● **INSTRUCTIONS FOR THE TASK**:
Return the listing below in full, with every line exactly as it is.

---------- ITEMS ----------

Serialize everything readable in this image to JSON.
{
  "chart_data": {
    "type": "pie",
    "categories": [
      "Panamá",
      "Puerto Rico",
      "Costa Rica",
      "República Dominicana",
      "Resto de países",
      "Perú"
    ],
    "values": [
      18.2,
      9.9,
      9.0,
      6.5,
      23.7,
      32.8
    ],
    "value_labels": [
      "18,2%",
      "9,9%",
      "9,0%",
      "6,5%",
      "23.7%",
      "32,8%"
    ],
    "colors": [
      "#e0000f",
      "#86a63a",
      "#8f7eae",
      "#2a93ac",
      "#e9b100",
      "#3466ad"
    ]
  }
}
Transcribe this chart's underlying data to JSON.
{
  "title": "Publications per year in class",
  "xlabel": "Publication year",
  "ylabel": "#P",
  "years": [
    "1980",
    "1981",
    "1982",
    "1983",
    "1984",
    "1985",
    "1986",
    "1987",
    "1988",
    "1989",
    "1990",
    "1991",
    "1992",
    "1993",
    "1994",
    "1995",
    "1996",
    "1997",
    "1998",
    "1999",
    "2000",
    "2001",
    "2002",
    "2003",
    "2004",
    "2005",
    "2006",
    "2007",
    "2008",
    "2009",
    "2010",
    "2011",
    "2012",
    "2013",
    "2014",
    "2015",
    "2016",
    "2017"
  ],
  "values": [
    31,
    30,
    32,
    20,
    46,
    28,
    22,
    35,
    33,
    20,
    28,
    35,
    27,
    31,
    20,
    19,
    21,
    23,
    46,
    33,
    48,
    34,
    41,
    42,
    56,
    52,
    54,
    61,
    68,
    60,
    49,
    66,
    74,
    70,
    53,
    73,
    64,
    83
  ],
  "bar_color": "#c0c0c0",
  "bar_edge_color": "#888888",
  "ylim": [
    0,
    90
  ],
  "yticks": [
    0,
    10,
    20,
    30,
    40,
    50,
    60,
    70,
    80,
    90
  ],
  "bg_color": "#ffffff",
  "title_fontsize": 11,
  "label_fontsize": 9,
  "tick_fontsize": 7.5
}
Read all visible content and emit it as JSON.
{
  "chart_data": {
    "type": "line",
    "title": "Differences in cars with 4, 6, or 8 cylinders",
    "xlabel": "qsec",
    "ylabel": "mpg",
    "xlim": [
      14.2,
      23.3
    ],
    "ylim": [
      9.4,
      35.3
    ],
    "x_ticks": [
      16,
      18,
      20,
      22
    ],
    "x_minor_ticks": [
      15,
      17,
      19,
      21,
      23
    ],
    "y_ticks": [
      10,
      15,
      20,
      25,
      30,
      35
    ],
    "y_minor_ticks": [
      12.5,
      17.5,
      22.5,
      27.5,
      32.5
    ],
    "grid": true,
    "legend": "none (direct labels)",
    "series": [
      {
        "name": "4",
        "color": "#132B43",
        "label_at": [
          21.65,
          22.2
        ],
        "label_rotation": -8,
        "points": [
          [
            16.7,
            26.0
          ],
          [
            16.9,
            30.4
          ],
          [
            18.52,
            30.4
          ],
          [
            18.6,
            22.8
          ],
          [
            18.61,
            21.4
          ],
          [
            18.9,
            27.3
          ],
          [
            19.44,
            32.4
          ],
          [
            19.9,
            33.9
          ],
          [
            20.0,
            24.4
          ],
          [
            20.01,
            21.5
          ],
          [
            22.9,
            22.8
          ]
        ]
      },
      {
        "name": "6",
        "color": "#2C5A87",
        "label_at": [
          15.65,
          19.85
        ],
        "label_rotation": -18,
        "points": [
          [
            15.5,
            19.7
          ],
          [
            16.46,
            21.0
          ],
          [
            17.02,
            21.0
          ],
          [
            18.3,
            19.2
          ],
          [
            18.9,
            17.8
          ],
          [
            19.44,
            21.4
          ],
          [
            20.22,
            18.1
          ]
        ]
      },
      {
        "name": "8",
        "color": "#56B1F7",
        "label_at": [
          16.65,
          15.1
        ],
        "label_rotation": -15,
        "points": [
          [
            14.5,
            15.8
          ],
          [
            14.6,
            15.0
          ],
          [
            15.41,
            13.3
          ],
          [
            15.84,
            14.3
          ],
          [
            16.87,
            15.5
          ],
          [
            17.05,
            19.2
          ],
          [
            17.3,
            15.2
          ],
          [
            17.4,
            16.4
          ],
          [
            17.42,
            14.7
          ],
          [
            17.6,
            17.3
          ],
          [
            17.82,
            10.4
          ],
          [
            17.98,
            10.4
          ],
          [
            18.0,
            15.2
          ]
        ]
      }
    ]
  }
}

----------

● **TASK OUTPUT**:
Serialize everything readable in this image to JSON.
{
  "chart_data": {
    "type": "pie",
    "categories": [
      "Panamá",
      "Puerto Rico",
      "Costa Rica",
      "República Dominicana",
      "Resto de países",
      "Perú"
    ],
    "values": [
      18.2,
      9.9,
      9.0,
      6.5,
      23.7,
      32.8
    ],
    "value_labels": [
      "18,2%",
      "9,9%",
      "9,0%",
      "6,5%",
      "23.7%",
      "32,8%"
    ],
    "colors": [
      "#e0000f",
      "#86a63a",
      "#8f7eae",
      "#2a93ac",
      "#e9b100",
      "#3466ad"
    ]
  }
}
Transcribe this chart's underlying data to JSON.
{
  "title": "Publications per year in class",
  "xlabel": "Publication year",
  "ylabel": "#P",
  "years": [
    "1980",
    "1981",
    "1982",
    "1983",
    "1984",
    "1985",
    "1986",
    "1987",
    "1988",
    "1989",
    "1990",
    "1991",
    "1992",
    "1993",
    "1994",
    "1995",
    "1996",
    "1997",
    "1998",
    "1999",
    "2000",
    "2001",
    "2002",
    "2003",
    "2004",
    "2005",
    "2006",
    "2007",
    "2008",
    "2009",
    "2010",
    "2011",
    "2012",
    "2013",
    "2014",
    "2015",
    "2016",
    "2017"
  ],
  "values": [
    31,
    30,
    32,
    20,
    46,
    28,
    22,
    35,
    33,
    20,
    28,
    35,
    27,
    31,
    20,
    19,
    21,
    23,
    46,
    33,
    48,
    34,
    41,
    42,
    56,
    52,
    54,
    61,
    68,
    60,
    49,
    66,
    74,
    70,
    53,
    73,
    64,
    83
  ],
  "bar_color": "#c0c0c0",
  "bar_edge_color": "#888888",
  "ylim": [
    0,
    90
  ],
  "yticks": [
    0,
    10,
    20,
    30,
    40,
    50,
    60,
    70,
    80,
    90
  ],
  "bg_color": "#ffffff",
  "title_fontsize": 11,
  "label_fontsize": 9,
  "tick_fontsize": 7.5
}
Read all visible content and emit it as JSON.
{
  "chart_data": {
    "type": "line",
    "title": "Differences in cars with 4, 6, or 8 cylinders",
    "xlabel": "qsec",
    "ylabel": "mpg",
    "xlim": [
      14.2,
      23.3
    ],
    "ylim": [
      9.4,
      35.3
    ],
    "x_ticks": [
      16,
      18,
      20,
      22
    ],
    "x_minor_ticks": [
      15,
      17,
      19,
      21,
      23
    ],
    "y_ticks": [
      10,
      15,
      20,
      25,
      30,
      35
    ],
    "y_minor_ticks": [
      12.5,
      17.5,
      22.5,
      27.5,
      32.5
    ],
    "grid": true,
    "legend": "none (direct labels)",
    "series": [
      {
        "name": "4",
        "color": "#132B43",
        "label_at": [
          21.65,
          22.2
        ],
        "label_rotation": -8,
        "points": [
          [
            16.7,
            26.0
          ],
          [
            16.9,
            30.4
          ],
          [
            18.52,
            30.4
          ],
          [
            18.6,
            22.8
          ],
          [
            18.61,
            21.4
          ],
          [
            18.9,
            27.3
          ],
          [
            19.44,
            32.4
          ],
          [
            19.9,
            33.9
          ],
          [
            20.0,
            24.4
          ],
          [
            20.01,
            21.5
          ],
          [
            22.9,
            22.8
          ]
        ]
      },
      {
        "name": "6",
        "color": "#2C5A87",
        "label_at": [
          15.65,
          19.85
        ],
        "label_rotation": -18,
        "points": [
          [
            15.5,
            19.7
          ],
          [
            16.46,
            21.0
          ],
          [
            17.02,
            21.0
          ],
          [
            18.3,
            19.2
          ],
          [
            18.9,
            17.8
          ],
          [
            19.44,
            21.4
          ],
          [
            20.22,
            18.1
          ]
        ]
      },
      {
        "name": "8",
        "color": "#56B1F7",
        "label_at": [
          16.65,
          15.1
        ],
        "label_rotation": -15,
        "points": [
          [
            14.5,
            15.8
          ],
          [
            14.6,
            15.0
          ],
          [
            15.41,
            13.3
          ],
          [
            15.84,
            14.3
          ],
          [
            16.87,
            15.5
          ],
          [
            17.05,
            19.2
          ],
          [
            17.3,
            15.2
          ],
          [
            17.4,
            16.4
          ],
          [
            17.42,
            14.7
          ],
          [
            17.6,
            17.3
          ],
          [
            17.82,
            10.4
          ],
          [
            17.98,
            10.4
          ],
          [
            18.0,
            15.2
          ]
        ]
      }
    ]
  }
}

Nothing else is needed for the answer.